Extracts from a graphics dataset —

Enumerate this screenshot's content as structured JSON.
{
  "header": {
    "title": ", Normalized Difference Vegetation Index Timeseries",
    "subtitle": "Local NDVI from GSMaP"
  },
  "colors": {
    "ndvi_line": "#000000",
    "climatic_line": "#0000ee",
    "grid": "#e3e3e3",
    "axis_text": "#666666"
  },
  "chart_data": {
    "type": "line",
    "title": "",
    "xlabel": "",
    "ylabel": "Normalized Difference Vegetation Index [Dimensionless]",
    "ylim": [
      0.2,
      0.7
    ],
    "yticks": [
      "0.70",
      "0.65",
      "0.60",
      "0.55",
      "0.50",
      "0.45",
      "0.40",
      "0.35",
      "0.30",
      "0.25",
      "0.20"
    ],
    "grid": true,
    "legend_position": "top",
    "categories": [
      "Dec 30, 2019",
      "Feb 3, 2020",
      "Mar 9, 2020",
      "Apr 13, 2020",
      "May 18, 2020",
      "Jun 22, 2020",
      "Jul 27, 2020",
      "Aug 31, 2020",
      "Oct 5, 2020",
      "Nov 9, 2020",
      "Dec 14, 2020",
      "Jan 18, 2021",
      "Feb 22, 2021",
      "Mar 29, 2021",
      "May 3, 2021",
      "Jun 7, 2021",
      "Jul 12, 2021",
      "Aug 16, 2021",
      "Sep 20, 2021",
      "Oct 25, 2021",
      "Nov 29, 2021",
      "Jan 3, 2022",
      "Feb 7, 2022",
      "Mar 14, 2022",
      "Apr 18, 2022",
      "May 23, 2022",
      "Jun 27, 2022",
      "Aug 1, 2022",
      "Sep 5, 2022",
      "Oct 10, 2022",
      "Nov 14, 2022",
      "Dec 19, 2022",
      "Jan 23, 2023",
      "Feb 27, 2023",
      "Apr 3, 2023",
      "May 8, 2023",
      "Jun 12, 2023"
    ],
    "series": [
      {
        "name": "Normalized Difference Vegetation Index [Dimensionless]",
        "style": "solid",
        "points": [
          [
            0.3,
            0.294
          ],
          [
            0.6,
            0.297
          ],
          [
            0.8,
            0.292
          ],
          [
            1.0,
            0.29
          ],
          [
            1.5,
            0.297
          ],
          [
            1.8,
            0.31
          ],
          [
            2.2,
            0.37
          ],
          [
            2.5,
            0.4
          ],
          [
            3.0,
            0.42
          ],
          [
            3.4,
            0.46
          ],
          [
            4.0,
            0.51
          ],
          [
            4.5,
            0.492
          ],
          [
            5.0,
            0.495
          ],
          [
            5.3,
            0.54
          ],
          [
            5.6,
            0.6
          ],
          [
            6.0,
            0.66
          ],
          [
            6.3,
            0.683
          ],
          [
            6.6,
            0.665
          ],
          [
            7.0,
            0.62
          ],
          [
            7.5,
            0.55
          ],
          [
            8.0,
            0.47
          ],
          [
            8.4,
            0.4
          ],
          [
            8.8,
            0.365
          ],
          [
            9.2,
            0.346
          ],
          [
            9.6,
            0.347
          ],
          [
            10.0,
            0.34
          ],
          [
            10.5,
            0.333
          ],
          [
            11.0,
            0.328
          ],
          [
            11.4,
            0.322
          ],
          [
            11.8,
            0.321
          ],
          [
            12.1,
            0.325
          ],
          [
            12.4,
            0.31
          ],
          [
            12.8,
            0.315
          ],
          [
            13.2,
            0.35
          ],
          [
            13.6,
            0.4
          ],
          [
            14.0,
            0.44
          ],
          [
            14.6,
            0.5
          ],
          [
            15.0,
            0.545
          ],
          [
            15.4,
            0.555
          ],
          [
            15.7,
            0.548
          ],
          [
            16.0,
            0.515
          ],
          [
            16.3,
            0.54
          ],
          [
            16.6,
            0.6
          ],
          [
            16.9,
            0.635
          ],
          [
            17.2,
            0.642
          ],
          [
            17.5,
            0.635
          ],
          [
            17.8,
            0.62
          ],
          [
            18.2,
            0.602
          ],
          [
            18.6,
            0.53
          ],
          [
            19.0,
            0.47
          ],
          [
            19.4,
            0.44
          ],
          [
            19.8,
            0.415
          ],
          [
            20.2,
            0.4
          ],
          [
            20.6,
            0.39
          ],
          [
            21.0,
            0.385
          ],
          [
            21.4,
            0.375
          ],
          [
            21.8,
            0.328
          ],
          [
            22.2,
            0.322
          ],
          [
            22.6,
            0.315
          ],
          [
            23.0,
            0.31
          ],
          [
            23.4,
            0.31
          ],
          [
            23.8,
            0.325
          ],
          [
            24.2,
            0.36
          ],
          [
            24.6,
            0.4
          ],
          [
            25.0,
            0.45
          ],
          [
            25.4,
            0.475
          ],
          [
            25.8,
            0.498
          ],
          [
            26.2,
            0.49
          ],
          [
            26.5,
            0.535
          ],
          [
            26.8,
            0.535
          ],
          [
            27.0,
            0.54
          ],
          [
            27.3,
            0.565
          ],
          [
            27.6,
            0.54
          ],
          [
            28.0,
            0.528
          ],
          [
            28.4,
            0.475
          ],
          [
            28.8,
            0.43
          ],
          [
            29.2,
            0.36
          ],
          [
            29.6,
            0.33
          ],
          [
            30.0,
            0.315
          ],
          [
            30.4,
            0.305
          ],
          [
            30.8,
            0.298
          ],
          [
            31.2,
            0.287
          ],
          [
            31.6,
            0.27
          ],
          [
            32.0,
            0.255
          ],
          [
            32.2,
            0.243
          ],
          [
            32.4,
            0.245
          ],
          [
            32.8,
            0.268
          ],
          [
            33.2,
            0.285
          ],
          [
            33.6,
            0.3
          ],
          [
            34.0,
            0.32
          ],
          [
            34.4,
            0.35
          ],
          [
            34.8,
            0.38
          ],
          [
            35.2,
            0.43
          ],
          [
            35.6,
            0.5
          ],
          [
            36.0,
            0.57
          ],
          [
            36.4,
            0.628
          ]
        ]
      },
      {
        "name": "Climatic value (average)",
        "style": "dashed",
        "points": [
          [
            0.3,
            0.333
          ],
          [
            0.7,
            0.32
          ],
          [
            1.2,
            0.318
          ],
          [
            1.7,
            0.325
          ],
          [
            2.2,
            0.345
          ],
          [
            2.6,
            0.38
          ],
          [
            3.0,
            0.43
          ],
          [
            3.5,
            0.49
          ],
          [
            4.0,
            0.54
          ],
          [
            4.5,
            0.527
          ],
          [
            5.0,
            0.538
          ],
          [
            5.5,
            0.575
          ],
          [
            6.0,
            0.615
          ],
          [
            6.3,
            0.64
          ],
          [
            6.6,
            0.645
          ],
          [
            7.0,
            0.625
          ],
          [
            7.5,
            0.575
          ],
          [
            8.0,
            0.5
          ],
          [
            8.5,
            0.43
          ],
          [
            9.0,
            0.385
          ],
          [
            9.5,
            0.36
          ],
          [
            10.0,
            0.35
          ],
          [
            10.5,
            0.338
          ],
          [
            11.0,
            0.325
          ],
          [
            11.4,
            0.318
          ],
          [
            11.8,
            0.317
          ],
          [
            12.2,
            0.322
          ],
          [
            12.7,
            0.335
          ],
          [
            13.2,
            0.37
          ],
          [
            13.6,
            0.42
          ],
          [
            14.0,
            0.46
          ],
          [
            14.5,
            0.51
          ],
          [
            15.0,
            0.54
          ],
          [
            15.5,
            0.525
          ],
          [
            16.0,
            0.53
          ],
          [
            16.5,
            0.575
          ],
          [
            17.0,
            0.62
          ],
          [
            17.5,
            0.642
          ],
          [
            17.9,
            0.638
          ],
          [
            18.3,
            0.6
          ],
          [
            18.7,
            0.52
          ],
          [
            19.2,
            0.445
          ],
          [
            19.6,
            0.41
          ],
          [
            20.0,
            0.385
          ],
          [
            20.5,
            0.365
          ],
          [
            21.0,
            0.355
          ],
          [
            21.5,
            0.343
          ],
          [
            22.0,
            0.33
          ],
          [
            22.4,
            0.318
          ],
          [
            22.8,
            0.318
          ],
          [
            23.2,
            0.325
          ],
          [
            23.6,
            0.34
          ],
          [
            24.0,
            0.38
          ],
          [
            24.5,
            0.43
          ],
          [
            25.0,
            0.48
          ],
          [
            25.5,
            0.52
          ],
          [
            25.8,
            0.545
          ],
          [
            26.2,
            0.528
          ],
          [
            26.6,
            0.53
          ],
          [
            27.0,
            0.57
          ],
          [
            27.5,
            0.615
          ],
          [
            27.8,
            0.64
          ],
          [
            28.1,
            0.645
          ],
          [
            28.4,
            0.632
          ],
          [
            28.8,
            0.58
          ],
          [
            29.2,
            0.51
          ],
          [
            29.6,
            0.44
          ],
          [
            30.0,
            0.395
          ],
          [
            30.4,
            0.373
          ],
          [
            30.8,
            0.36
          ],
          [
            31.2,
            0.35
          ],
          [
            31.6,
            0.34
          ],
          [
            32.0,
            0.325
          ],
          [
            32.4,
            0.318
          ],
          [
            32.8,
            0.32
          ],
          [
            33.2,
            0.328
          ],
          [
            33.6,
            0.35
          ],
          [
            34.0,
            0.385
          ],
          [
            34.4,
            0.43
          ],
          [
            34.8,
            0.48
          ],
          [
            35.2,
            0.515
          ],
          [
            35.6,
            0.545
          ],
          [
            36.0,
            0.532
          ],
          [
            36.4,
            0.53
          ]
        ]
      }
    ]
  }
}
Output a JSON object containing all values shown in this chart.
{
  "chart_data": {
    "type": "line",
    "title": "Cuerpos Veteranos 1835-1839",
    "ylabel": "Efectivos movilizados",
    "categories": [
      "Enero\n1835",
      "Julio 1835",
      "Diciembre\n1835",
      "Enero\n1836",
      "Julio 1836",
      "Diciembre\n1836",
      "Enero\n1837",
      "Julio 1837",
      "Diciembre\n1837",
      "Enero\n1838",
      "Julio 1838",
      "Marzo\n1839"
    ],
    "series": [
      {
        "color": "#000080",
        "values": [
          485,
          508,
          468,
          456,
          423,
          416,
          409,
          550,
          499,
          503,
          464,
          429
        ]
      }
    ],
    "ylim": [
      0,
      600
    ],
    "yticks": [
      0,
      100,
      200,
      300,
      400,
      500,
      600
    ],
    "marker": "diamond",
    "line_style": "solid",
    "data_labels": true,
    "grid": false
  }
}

WHAT IS ASKED —
Return only the lines running from the line with "Output a JSON" to the last line of the records, both included, exactly as written.

ANSWER TO THIS TASK —
Output a JSON object containing all values shown in this chart.
{
  "chart_data": {
    "type": "line",
    "title": "Cuerpos Veteranos 1835-1839",
    "ylabel": "Efectivos movilizados",
    "categories": [
      "Enero\n1835",
      "Julio 1835",
      "Diciembre\n1835",
      "Enero\n1836",
      "Julio 1836",
      "Diciembre\n1836",
      "Enero\n1837",
      "Julio 1837",
      "Diciembre\n1837",
      "Enero\n1838",
      "Julio 1838",
      "Marzo\n1839"
    ],
    "series": [
      {
        "color": "#000080",
        "values": [
          485,
          508,
          468,
          456,
          423,
          416,
          409,
          550,
          499,
          503,
          464,
          429
        ]
      }
    ],
    "ylim": [
      0,
      600
    ],
    "yticks": [
      0,
      100,
      200,
      300,
      400,
      500,
      600
    ],
    "marker": "diamond",
    "line_style": "solid",
    "data_labels": true,
    "grid": false
  }
}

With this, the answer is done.